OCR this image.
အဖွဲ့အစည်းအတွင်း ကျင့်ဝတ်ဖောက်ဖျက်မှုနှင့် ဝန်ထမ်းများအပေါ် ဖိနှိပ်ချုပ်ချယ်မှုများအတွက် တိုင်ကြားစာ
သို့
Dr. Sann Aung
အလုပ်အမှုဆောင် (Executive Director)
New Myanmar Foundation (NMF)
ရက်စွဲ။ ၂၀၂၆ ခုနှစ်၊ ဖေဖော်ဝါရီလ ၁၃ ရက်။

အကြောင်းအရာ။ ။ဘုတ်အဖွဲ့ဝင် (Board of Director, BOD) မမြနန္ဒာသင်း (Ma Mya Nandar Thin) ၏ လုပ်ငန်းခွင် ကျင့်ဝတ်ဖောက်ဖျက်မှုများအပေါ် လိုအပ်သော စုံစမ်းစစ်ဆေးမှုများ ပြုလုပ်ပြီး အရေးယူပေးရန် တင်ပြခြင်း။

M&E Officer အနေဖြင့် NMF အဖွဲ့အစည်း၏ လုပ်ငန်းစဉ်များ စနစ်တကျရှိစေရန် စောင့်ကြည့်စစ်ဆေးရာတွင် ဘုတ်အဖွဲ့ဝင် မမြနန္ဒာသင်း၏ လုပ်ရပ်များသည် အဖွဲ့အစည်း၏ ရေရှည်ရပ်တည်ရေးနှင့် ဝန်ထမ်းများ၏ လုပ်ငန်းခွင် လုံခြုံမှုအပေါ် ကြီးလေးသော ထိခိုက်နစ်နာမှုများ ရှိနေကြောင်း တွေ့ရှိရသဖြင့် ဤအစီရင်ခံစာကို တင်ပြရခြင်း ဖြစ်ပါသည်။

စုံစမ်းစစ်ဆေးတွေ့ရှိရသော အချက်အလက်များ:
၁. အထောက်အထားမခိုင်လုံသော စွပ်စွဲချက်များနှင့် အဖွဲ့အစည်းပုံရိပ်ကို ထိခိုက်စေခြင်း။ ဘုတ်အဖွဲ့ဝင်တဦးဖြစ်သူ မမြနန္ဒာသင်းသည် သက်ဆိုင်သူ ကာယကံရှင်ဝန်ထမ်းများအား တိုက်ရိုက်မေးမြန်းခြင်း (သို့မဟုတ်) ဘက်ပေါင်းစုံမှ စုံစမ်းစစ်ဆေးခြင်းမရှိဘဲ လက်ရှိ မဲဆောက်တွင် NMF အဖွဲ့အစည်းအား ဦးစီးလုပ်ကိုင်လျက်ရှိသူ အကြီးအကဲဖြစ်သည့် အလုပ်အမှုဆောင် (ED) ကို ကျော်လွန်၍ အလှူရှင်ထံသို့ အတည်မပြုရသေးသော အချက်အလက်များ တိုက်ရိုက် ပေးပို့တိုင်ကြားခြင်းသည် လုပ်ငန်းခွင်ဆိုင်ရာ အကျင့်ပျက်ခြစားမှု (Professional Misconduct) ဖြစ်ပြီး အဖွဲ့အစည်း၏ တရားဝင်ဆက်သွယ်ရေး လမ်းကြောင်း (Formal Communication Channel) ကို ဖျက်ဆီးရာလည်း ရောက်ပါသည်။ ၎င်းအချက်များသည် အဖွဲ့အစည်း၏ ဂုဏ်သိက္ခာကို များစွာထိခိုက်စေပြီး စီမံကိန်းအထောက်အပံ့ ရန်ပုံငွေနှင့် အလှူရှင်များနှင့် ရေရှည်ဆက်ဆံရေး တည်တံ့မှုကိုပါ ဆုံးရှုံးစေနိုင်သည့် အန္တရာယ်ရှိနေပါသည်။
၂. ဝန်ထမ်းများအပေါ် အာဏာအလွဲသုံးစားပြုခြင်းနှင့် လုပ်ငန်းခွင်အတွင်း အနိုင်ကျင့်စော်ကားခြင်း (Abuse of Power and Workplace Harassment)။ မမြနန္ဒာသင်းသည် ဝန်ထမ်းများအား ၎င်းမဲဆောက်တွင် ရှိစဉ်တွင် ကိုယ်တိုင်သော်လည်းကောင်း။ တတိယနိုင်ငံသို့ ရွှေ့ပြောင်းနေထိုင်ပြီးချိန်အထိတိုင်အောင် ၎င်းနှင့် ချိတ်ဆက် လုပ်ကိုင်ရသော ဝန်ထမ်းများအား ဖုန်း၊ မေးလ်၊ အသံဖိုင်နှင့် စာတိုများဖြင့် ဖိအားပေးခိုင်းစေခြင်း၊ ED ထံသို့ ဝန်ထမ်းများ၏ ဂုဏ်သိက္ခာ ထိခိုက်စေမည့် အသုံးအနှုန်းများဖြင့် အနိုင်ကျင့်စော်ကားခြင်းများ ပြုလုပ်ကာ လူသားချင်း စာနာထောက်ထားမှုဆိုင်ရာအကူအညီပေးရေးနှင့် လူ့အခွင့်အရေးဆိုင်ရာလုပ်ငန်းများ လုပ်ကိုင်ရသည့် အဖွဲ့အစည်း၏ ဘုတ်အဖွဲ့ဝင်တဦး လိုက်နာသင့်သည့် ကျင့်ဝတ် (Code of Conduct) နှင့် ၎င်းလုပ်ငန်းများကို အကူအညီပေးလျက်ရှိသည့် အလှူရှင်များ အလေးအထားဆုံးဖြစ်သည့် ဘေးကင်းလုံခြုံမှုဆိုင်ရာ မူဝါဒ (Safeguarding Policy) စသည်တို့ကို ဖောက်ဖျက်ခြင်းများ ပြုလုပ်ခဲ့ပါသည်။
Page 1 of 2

____________

## Your task:
Where a line contains the string "Director", extract that line.

## Complete answer:
အလုပ်အမှုဆောင် (Executive Director)
အကြောင်းအရာ။ ။ဘုတ်အဖွဲ့ဝင် (Board of Director, BOD) မမြနန္ဒာသင်း (Ma Mya Nandar Thin) ၏ လုပ်ငန်းခွင် ကျင့်ဝတ်ဖောက်ဖျက်မှုများအပေါ် လိုအပ်သော စုံစမ်းစစ်ဆေးမှုများ ပြုလုပ်ပြီး အရေးယူပေးရန် တင်ပြခြင်း။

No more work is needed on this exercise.